## [What is required]
Pick every line with "THỨC" from the material below.

[Source data]
────────────────────────────────────────

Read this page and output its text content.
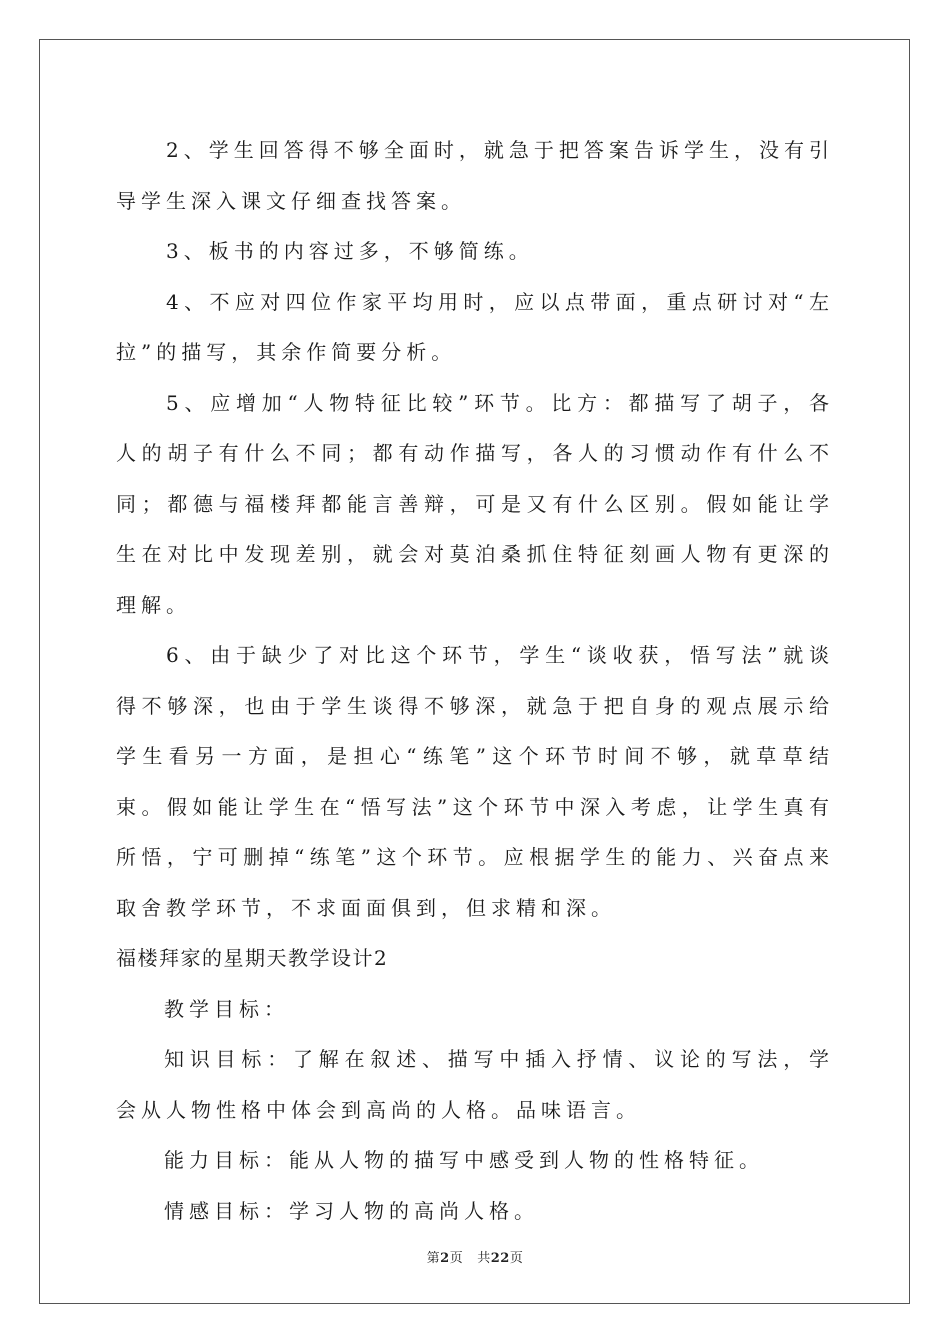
2、学生回答得不够全面时，就急于把答案告诉学生，没有引导学生深入课文仔细查找答案。

3、板书的内容过多，不够简练。

4、不应对四位作家平均用时，应以点带面，重点研讨对“左拉”的描写，其余作简要分析。

5、应增加“人物特征比较”环节。比方：都描写了胡子，各人的胡子有什么不同；都有动作描写，各人的习惯动作有什么不同；都德与福楼拜都能言善辩，可是又有什么区别。假如能让学生在对比中发现差别，就会对莫泊桑抓住特征刻画人物有更深的理解。

6、由于缺少了对比这个环节，学生“谈收获，悟写法”就谈得不够深，也由于学生谈得不够深，就急于把自身的观点展示给学生看另一方面，是担心“练笔”这个环节时间不够，就草草结束。假如能让学生在“悟写法”这个环节中深入考虑，让学生真有所悟，宁可删掉“练笔”这个环节。应根据学生的能力、兴奋点来取舍教学环节，不求面面俱到，但求精和深。

福楼拜家的星期天教学设计2

教学目标：

知识目标：了解在叙述、描写中插入抒情、议论的写法，学会从人物性格中体会到高尚的人格。品味语言。

能力目标：能从人物的描写中感受到人物的性格特征。

情感目标：学习人物的高尚人格。

第2页 共22页
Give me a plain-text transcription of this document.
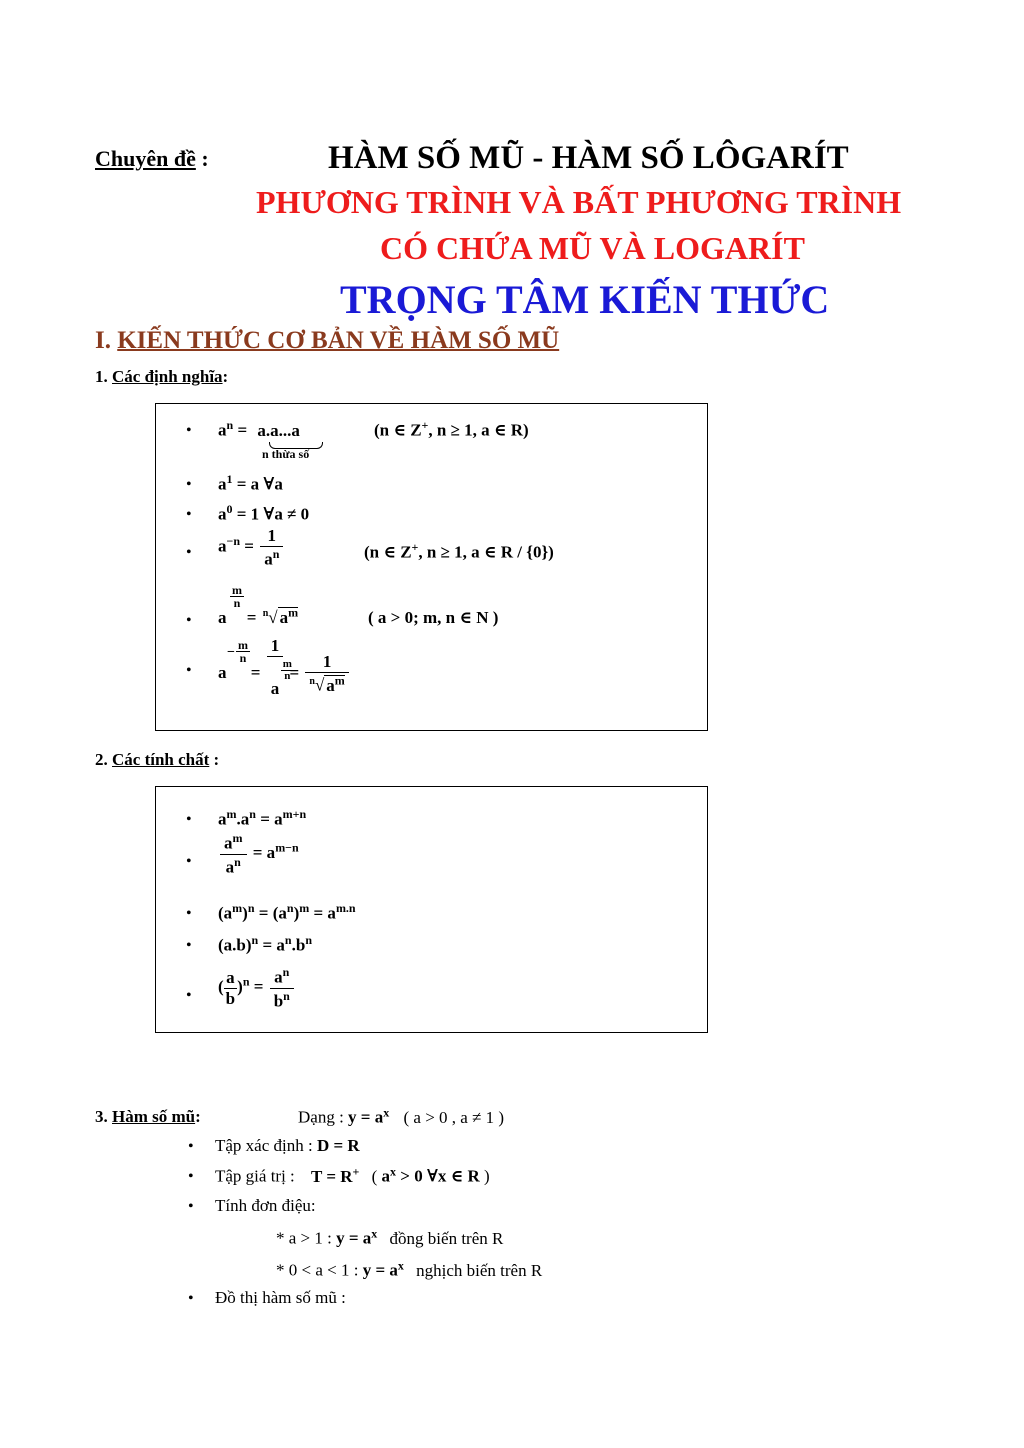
Chuyên đề :	HÀM SỐ MŨ - HÀM SỐ LÔGARÍT
PHƯƠNG TRÌNH VÀ BẤT PHƯƠNG TRÌNH
CÓ CHỨA MŨ VÀ LOGARÍT
TRỌNG TÂM KIẾN THỨC
I. KIẾN THỨC CƠ BẢN VỀ HÀM SỐ MŨ
1. Các định nghĩa:
• $a^n = a.a...a$
n thừa số
(n ∈ Z+, n ≥ 1, a ∈ R)
• $a^1 = a$ ∀a
• $a^0 = 1$ ∀a ≠ 0
• $a^{-n} = \frac{1}{a^n}$	(n ∈ Z+, n ≥ 1, a ∈ R / {0})
• a
$\frac{m}{n}$
= $^n$√ $a^m$	( a > 0; m, n ∈ N )
• a
− $\frac{m}{n}$
= 1
a
$\frac{m}{n} = \frac{1}{^n√ a^m}$
2. Các tính chất :
• $a^m.a^n = a^{m+n}$
• $\frac{a^m}{a^n} = a^{m-n}$
• $(a^m)^n = (a^n)^m = a^{m.n}$
• $(a.b)^n = a^n.b^n$
• ( $\frac{a}{b} )^n = \frac{a^n}{b^n}$
3. Hàm số mũ:	Dạng : $y = a^x$ ( a > 0 , a ≠ 1 )
• Tập xác định : D = R
• Tập giá trị : T = R+ ( $a^x > 0$ ∀x ∈ R )
• Tính đơn điệu:
* a > 1 : $y = a^x$ đồng biến trên R
* 0 < a < 1 : $y = a^x$ nghịch biến trên R
• Đồ thị hàm số mũ :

────────────────────────────────────────

## [Task answer]
TRỌNG TÂM KIẾN THỨC
I. KIẾN THỨC CƠ BẢN VỀ HÀM SỐ MŨ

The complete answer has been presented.